§ Task objective
Quote the whole listing exactly. Leave the pictures out of your copy.

··· Task input

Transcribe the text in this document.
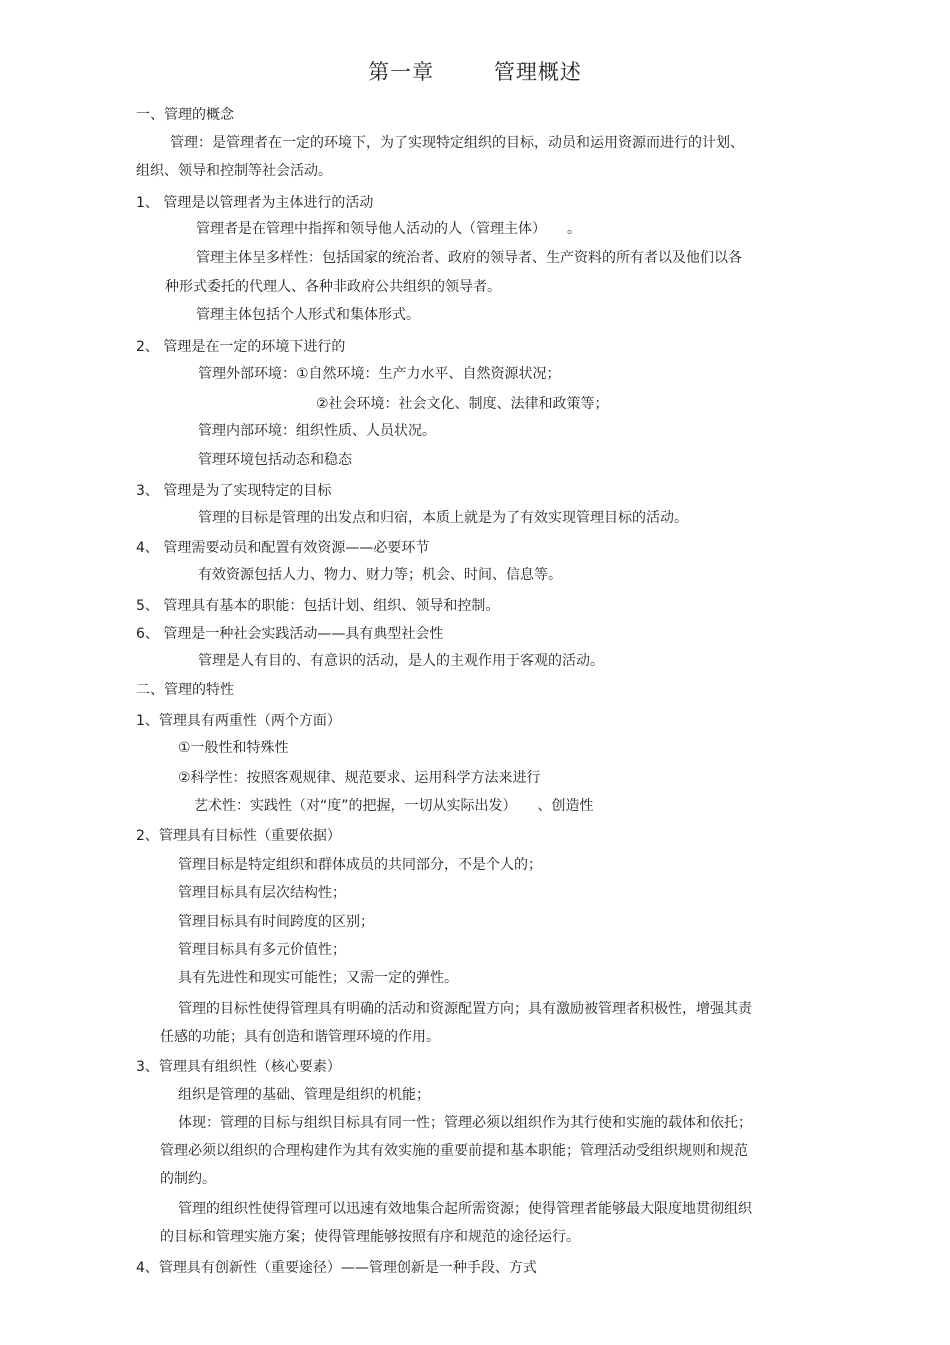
第一章 管理概述
一、管理的概念
管理：是管理者在一定的环境下，为了实现特定组织的目标，动员和运用资源而进行的计划、
组织、领导和控制等社会活动。
1、 管理是以管理者为主体进行的活动
管理者是在管理中指挥和领导他人活动的人（管理主体）　　。
管理主体呈多样性：包括国家的统治者、政府的领导者、生产资料的所有者以及他们以各
种形式委托的代理人、各种非政府公共组织的领导者。
管理主体包括个人形式和集体形式。
2、 管理是在一定的环境下进行的
管理外部环境：①自然环境：生产力水平、自然资源状况；
②社会环境：社会文化、制度、法律和政策等；
管理内部环境：组织性质、人员状况。
管理环境包括动态和稳态
3、 管理是为了实现特定的目标
管理的目标是管理的出发点和归宿，本质上就是为了有效实现管理目标的活动。
4、 管理需要动员和配置有效资源——必要环节
有效资源包括人力、物力、财力等；机会、时间、信息等。
5、 管理具有基本的职能：包括计划、组织、领导和控制。
6、 管理是一种社会实践活动——具有典型社会性
管理是人有目的、有意识的活动，是人的主观作用于客观的活动。
二、管理的特性
1、管理具有两重性（两个方面）
①一般性和特殊性
②科学性：按照客观规律、规范要求、运用科学方法来进行
艺术性：实践性（对“度”的把握，一切从实际出发）　　、创造性
2、管理具有目标性（重要依据）
管理目标是特定组织和群体成员的共同部分，不是个人的；
管理目标具有层次结构性；
管理目标具有时间跨度的区别；
管理目标具有多元价值性；
具有先进性和现实可能性；又需一定的弹性。
管理的目标性使得管理具有明确的活动和资源配置方向；具有激励被管理者积极性，增强其责
任感的功能；具有创造和谐管理环境的作用。
3、管理具有组织性（核心要素）
组织是管理的基础、管理是组织的机能；
体现：管理的目标与组织目标具有同一性；管理必须以组织作为其行使和实施的载体和依托；
管理必须以组织的合理构建作为其有效实施的重要前提和基本职能；管理活动受组织规则和规范
的制约。
管理的组织性使得管理可以迅速有效地集合起所需资源；使得管理者能够最大限度地贯彻组织
的目标和管理实施方案；使得管理能够按照有序和规范的途径运行。
4、管理具有创新性（重要途径）——管理创新是一种手段、方式
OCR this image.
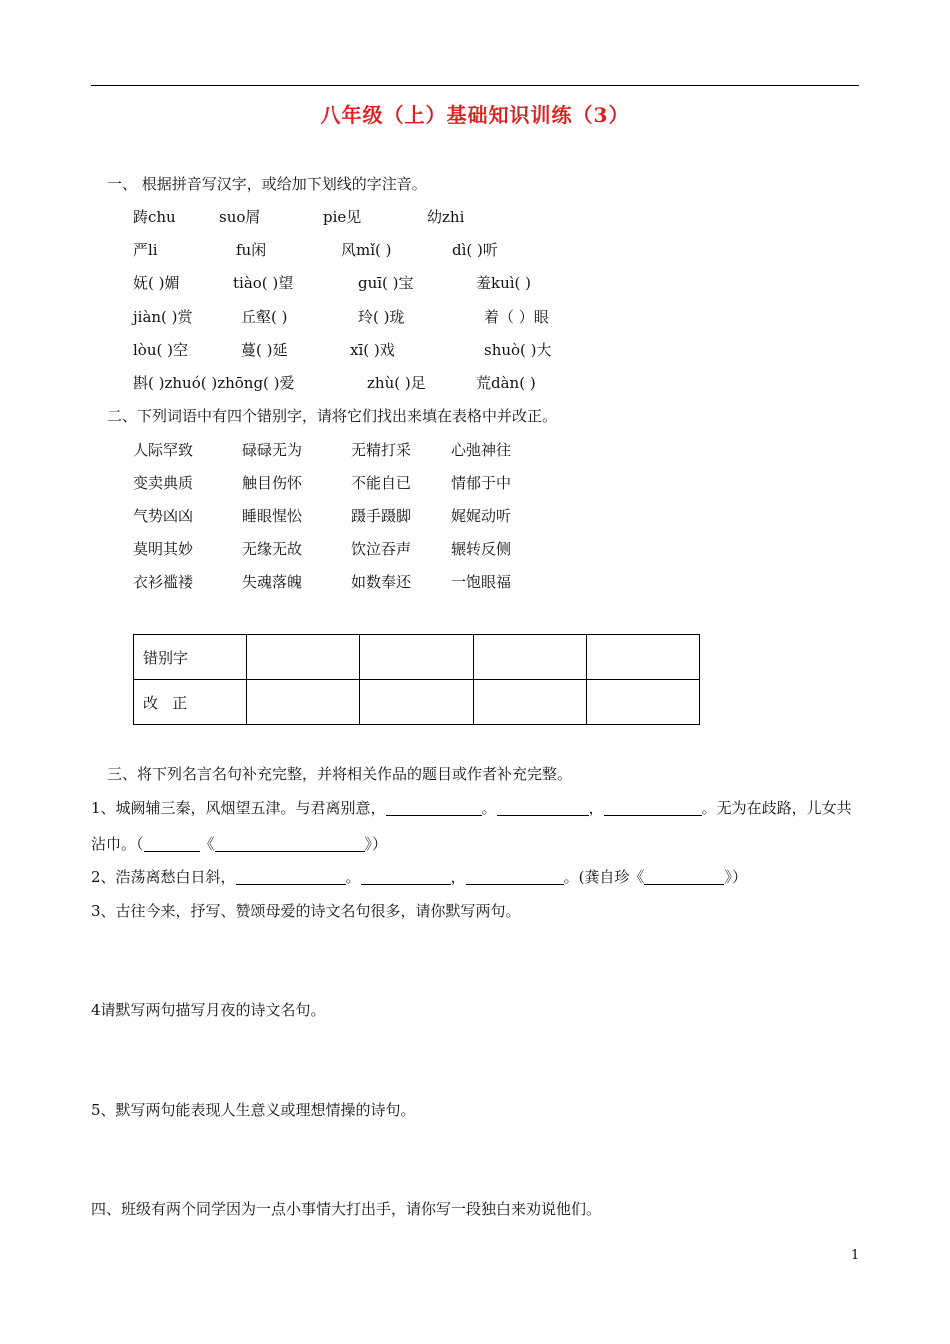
八年级（上）基础知识训练（3）
一、 根据拼音写汉字，或给加下划线的字注音。
踌chu	suo屑	pie见	幼zhi
严li	fu闲	风mǐ( )	dì( )听
妩( )媚	tiào( )望	guī( )宝	羞kuì( )
jiàn( )赏	丘壑( )	玲( )珑	着（ ）眼
lòu( )空	蔓( )延	xī( )戏	shuò( )大
斟( )zhuó( )zhōng( )爱	zhù( )足	荒dàn( )
二、下列词语中有四个错别字，请将它们找出来填在表格中并改正。
人际罕致	碌碌无为	无精打采	心弛神往
变卖典质	触目伤怀	不能自已	情郁于中
气势凶凶	睡眼惺忪	蹑手蹑脚	娓娓动听
莫明其妙	无缘无故	饮泣吞声	辗转反侧
衣衫褴褛	失魂落魄	如数奉还	一饱眼福
错别字				
改   正				
三、将下列名言名句补充完整，并将相关作品的题目或作者补充完整。
1、城阙辅三秦，风烟望五津。与君离别意，	。	，	。无为在歧路，儿女共
沾巾。（	《	》）
2、浩荡离愁白日斜，	。	，	。(龚自珍《	》）
3、古往今来，抒写、赞颂母爱的诗文名句很多，请你默写两句。
4请默写两句描写月夜的诗文名句。
5、默写两句能表现人生意义或理想情操的诗句。
四、班级有两个同学因为一点小事情大打出手，请你写一段独白来劝说他们。
1
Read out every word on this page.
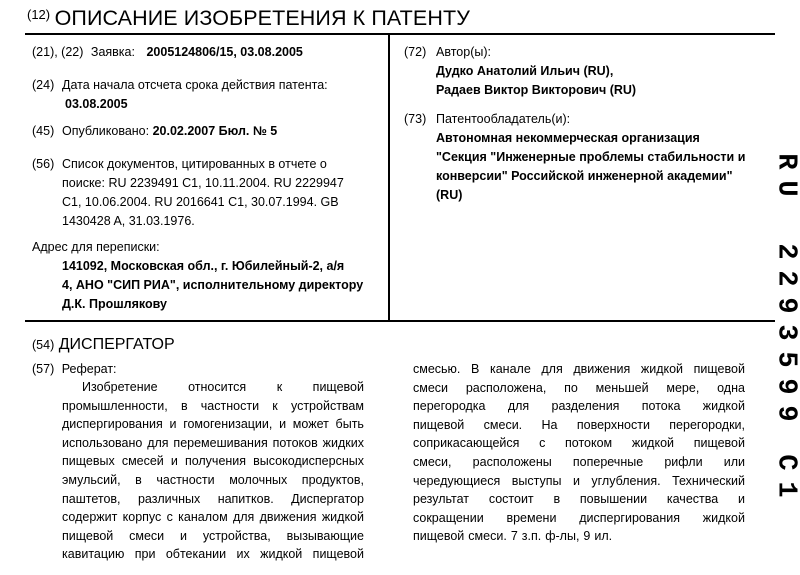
$^{(12)}$ ОПИСАНИЕ ИЗОБРЕТЕНИЯ К ПАТЕНТУ
(21), (22) Заявка: 2005124806/15, 03.08.2005
(24) Дата начала отсчета срока действия патента:
03.08.2005
(45) Опубликовано: 20.02.2007 Бюл. № 5
(56) Список документов, цитированных в отчете о
поиске: RU 2239491 C1, 10.11.2004. RU 2229947
C1, 10.06.2004. RU 2016641 C1, 30.07.1994. GB
1430428 A, 31.03.1976.
Адрес для переписки:
141092, Московская обл., г. Юбилейный-2, а/я
4, АНО "СИП РИА", исполнительному директору
Д.К. Прошлякову
(72) Автор(ы):
Дудко Анатолий Ильич (RU),
Радаев Виктор Викторович (RU)
(73) Патентообладатель(и):
Автономная некоммерческая организация
"Секция "Инженерные проблемы стабильности и
конверсии" Российской инженерной академии"
(RU)
(54) ДИСПЕРГАТОР
(57) Реферат:
Изобретение относится к пищевой
промышленности, в частности к устройствам
диспергирования и гомогенизации, и может быть
использовано для перемешивания потоков жидких
пищевых смесей и получения высокодисперсных
эмульсий, в частности молочных продуктов,
паштетов, различных напитков. Диспергатор
содержит корпус с каналом для движения жидкой
пищевой смеси и устройства, вызывающие
кавитацию при обтекании их жидкой пищевой
смесью. В канале для движения жидкой пищевой
смеси расположена, по меньшей мере, одна
перегородка для разделения потока жидкой
пищевой смеси. На поверхности перегородки,
соприкасающейся с потоком жидкой пищевой
смеси, расположены поперечные рифли или
чередующиеся выступы и углубления. Технический
результат состоит в повышении качества и
сокращении времени диспергирования жидкой
пищевой смеси. 7 з.п. ф-лы, 9 ил.
R
U
2
2
9
3
5
9
9
C
1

······

§ Problem solution
Transcribe the text in this document.
第一章 管理概述
一、管理的概念
管理：是管理者在一定的环境下，为了实现特定组织的目标，动员和运用资源而进行的计划、
组织、领导和控制等社会活动。
1、 管理是以管理者为主体进行的活动
管理者是在管理中指挥和领导他人活动的人（管理主体）　　。
管理主体呈多样性：包括国家的统治者、政府的领导者、生产资料的所有者以及他们以各
种形式委托的代理人、各种非政府公共组织的领导者。
管理主体包括个人形式和集体形式。
2、 管理是在一定的环境下进行的
管理外部环境：①自然环境：生产力水平、自然资源状况；
②社会环境：社会文化、制度、法律和政策等；
管理内部环境：组织性质、人员状况。
管理环境包括动态和稳态
3、 管理是为了实现特定的目标
管理的目标是管理的出发点和归宿，本质上就是为了有效实现管理目标的活动。
4、 管理需要动员和配置有效资源——必要环节
有效资源包括人力、物力、财力等；机会、时间、信息等。
5、 管理具有基本的职能：包括计划、组织、领导和控制。
6、 管理是一种社会实践活动——具有典型社会性
管理是人有目的、有意识的活动，是人的主观作用于客观的活动。
二、管理的特性
1、管理具有两重性（两个方面）
①一般性和特殊性
②科学性：按照客观规律、规范要求、运用科学方法来进行
艺术性：实践性（对“度”的把握，一切从实际出发）　　、创造性
2、管理具有目标性（重要依据）
管理目标是特定组织和群体成员的共同部分，不是个人的；
管理目标具有层次结构性；
管理目标具有时间跨度的区别；
管理目标具有多元价值性；
具有先进性和现实可能性；又需一定的弹性。
管理的目标性使得管理具有明确的活动和资源配置方向；具有激励被管理者积极性，增强其责
任感的功能；具有创造和谐管理环境的作用。
3、管理具有组织性（核心要素）
组织是管理的基础、管理是组织的机能；
体现：管理的目标与组织目标具有同一性；管理必须以组织作为其行使和实施的载体和依托；
管理必须以组织的合理构建作为其有效实施的重要前提和基本职能；管理活动受组织规则和规范
的制约。
管理的组织性使得管理可以迅速有效地集合起所需资源；使得管理者能够最大限度地贯彻组织
的目标和管理实施方案；使得管理能够按照有序和规范的途径运行。
4、管理具有创新性（重要途径）——管理创新是一种手段、方式
OCR this image.
八年级（上）基础知识训练（3）
一、 根据拼音写汉字，或给加下划线的字注音。
踌chu	suo屑	pie见	幼zhi
严li	fu闲	风mǐ( )	dì( )听
妩( )媚	tiào( )望	guī( )宝	羞kuì( )
jiàn( )赏	丘壑( )	玲( )珑	着（ ）眼
lòu( )空	蔓( )延	xī( )戏	shuò( )大
斟( )zhuó( )zhōng( )爱	zhù( )足	荒dàn( )
二、下列词语中有四个错别字，请将它们找出来填在表格中并改正。
人际罕致	碌碌无为	无精打采	心弛神往
变卖典质	触目伤怀	不能自已	情郁于中
气势凶凶	睡眼惺忪	蹑手蹑脚	娓娓动听
莫明其妙	无缘无故	饮泣吞声	辗转反侧
衣衫褴褛	失魂落魄	如数奉还	一饱眼福
错别字				
改   正				
三、将下列名言名句补充完整，并将相关作品的题目或作者补充完整。
1、城阙辅三秦，风烟望五津。与君离别意，	。	，	。无为在歧路，儿女共
沾巾。（	《	》）
2、浩荡离愁白日斜，	。	，	。(龚自珍《	》）
3、古往今来，抒写、赞颂母爱的诗文名句很多，请你默写两句。
4请默写两句描写月夜的诗文名句。
5、默写两句能表现人生意义或理想情操的诗句。
四、班级有两个同学因为一点小事情大打出手，请你写一段独白来劝说他们。
1
Read out every word on this page.
$^{(12)}$ ОПИСАНИЕ ИЗОБРЕТЕНИЯ К ПАТЕНТУ
(21), (22) Заявка: 2005124806/15, 03.08.2005
(24) Дата начала отсчета срока действия патента:
03.08.2005
(45) Опубликовано: 20.02.2007 Бюл. № 5
(56) Список документов, цитированных в отчете о
поиске: RU 2239491 C1, 10.11.2004. RU 2229947
C1, 10.06.2004. RU 2016641 C1, 30.07.1994. GB
1430428 A, 31.03.1976.
Адрес для переписки:
141092, Московская обл., г. Юбилейный-2, а/я
4, АНО "СИП РИА", исполнительному директору
Д.К. Прошлякову
(72) Автор(ы):
Дудко Анатолий Ильич (RU),
Радаев Виктор Викторович (RU)
(73) Патентообладатель(и):
Автономная некоммерческая организация
"Секция "Инженерные проблемы стабильности и
конверсии" Российской инженерной академии"
(RU)
(54) ДИСПЕРГАТОР
(57) Реферат:
Изобретение относится к пищевой
промышленности, в частности к устройствам
диспергирования и гомогенизации, и может быть
использовано для перемешивания потоков жидких
пищевых смесей и получения высокодисперсных
эмульсий, в частности молочных продуктов,
паштетов, различных напитков. Диспергатор
содержит корпус с каналом для движения жидкой
пищевой смеси и устройства, вызывающие
кавитацию при обтекании их жидкой пищевой
смесью. В канале для движения жидкой пищевой
смеси расположена, по меньшей мере, одна
перегородка для разделения потока жидкой
пищевой смеси. На поверхности перегородки,
соприкасающейся с потоком жидкой пищевой
смеси, расположены поперечные рифли или
чередующиеся выступы и углубления. Технический
результат состоит в повышении качества и
сокращении времени диспергирования жидкой
пищевой смеси. 7 з.п. ф-лы, 9 ил.
R
U
2
2
9
3
5
9
9
C
1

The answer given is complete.